[The records]
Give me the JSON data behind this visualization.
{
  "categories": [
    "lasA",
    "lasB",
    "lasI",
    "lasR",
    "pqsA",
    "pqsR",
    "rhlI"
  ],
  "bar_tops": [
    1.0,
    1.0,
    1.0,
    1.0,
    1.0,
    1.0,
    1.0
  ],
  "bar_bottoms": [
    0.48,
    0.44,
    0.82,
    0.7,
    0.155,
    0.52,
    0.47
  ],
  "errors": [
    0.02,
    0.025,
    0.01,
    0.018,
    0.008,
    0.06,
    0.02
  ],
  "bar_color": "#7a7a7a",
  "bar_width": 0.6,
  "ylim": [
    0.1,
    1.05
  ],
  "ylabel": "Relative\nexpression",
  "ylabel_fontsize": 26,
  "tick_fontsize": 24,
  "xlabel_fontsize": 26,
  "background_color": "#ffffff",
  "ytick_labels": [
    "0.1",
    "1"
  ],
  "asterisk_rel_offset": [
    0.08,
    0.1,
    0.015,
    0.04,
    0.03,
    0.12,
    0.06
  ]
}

---

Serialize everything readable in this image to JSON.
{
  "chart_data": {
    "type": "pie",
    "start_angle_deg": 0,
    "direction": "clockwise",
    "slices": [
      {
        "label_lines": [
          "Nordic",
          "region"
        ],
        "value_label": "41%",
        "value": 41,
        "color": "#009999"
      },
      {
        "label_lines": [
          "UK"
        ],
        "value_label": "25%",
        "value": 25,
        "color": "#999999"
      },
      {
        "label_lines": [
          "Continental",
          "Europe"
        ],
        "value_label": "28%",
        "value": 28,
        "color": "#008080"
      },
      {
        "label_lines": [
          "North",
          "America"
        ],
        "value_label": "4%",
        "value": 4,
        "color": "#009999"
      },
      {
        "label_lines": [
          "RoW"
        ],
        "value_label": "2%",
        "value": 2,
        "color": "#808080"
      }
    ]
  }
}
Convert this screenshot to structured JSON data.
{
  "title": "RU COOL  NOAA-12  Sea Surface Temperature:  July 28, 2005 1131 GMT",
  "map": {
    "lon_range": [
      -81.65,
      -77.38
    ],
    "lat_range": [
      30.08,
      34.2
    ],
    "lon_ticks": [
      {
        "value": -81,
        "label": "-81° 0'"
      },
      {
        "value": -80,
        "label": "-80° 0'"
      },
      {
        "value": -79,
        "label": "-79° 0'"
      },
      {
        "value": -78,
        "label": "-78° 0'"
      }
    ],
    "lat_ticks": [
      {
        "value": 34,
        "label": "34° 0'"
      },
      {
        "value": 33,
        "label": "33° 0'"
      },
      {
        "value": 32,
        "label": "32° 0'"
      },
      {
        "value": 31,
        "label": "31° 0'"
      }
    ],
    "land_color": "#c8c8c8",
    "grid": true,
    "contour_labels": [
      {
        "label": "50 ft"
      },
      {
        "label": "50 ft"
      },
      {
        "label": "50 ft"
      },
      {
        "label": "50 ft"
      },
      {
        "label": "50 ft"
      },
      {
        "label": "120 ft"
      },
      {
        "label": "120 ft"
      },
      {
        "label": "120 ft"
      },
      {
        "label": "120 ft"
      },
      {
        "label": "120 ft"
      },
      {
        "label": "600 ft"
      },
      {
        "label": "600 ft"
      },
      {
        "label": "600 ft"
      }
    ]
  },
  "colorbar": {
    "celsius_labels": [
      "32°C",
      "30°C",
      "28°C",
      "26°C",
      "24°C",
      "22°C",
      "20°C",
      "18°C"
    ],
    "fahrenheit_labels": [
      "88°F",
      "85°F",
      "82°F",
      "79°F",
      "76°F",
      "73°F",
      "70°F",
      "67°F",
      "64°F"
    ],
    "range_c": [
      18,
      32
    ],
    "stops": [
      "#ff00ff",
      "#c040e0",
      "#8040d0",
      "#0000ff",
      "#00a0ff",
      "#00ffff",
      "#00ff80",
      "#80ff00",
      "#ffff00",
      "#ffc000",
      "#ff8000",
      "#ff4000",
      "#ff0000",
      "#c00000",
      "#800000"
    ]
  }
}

* * *

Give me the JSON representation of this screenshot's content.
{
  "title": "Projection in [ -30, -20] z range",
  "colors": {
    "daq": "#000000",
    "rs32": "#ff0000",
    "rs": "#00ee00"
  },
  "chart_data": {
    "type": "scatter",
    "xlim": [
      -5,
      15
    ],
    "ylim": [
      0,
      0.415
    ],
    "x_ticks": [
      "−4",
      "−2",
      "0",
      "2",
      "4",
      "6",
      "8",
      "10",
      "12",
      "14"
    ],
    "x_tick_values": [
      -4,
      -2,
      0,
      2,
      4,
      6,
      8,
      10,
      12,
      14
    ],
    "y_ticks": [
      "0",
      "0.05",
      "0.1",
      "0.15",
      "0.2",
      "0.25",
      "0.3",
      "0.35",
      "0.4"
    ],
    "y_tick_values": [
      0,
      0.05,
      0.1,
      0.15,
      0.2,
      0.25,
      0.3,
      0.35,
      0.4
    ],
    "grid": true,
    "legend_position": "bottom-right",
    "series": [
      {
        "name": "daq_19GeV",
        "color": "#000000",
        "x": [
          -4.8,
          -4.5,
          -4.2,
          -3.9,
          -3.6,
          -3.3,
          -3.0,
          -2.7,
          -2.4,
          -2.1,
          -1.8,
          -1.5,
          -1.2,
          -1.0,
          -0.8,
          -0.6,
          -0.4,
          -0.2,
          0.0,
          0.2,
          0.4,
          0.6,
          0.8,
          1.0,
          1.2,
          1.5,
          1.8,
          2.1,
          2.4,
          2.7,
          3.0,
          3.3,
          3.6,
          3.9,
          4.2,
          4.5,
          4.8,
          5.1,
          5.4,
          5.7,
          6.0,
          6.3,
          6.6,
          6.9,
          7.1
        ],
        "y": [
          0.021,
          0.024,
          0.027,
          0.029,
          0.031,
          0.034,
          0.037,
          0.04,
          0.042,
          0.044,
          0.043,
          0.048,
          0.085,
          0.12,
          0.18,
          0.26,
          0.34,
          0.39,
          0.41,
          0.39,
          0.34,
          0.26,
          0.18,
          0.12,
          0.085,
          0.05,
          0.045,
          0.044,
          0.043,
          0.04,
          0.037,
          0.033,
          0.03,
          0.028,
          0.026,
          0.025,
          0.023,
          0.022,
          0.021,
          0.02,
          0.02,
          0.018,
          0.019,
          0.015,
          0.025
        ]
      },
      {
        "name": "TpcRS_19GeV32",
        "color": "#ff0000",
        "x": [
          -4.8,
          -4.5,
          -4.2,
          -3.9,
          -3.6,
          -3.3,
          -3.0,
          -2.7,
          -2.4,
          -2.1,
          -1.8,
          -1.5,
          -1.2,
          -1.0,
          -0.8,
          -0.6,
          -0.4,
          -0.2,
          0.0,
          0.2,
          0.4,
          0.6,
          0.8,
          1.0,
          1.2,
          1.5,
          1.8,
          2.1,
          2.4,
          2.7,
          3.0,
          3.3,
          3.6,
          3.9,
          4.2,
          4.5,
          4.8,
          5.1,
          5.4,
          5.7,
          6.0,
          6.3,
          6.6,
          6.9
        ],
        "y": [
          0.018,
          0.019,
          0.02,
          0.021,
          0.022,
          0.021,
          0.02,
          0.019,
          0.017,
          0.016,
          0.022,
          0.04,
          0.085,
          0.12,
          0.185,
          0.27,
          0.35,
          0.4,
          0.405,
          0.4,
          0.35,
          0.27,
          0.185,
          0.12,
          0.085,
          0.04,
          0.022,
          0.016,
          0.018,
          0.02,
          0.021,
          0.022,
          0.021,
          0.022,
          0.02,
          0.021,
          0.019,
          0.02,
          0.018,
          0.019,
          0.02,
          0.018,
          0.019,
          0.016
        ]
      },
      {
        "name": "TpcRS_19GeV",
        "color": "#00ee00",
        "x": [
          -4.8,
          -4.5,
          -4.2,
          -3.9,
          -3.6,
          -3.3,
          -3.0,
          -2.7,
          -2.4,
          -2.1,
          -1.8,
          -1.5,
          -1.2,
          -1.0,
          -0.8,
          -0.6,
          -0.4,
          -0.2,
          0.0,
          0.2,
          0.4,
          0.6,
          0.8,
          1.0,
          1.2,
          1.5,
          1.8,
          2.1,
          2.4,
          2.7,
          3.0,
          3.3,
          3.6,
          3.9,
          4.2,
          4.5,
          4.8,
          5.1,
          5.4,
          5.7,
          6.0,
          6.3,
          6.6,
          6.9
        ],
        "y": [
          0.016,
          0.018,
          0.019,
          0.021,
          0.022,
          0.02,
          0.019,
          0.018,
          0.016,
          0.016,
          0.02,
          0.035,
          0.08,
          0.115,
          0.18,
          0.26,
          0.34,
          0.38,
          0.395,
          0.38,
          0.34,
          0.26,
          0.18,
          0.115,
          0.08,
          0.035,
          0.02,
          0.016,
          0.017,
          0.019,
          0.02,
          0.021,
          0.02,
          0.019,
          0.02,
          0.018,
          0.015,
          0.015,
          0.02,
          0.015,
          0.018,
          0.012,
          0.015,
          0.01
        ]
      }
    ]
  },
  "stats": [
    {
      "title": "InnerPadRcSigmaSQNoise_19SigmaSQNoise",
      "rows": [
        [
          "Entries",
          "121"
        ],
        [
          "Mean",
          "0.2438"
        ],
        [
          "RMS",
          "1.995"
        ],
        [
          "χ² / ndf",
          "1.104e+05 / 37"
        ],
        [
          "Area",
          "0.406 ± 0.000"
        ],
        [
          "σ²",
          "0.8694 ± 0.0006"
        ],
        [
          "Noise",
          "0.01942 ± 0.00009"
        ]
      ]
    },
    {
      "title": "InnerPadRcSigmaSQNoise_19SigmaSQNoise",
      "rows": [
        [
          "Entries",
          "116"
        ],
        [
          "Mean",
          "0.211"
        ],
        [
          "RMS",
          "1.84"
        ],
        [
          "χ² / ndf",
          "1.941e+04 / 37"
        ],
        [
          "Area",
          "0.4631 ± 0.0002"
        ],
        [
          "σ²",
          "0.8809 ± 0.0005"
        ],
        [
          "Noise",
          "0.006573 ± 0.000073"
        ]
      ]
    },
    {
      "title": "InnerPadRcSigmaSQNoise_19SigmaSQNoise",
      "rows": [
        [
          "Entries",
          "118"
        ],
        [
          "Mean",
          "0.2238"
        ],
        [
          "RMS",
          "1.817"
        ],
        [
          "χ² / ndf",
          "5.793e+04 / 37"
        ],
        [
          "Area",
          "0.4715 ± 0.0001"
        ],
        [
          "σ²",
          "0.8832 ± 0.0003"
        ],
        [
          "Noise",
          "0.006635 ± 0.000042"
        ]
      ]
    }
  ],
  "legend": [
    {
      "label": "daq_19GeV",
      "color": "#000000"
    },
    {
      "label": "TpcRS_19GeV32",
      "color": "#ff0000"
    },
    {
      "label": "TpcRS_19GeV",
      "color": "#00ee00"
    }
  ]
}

[Stated problem]
From the records above, report the count of lines containing "this" and nothing more.

[Answer to the task]
4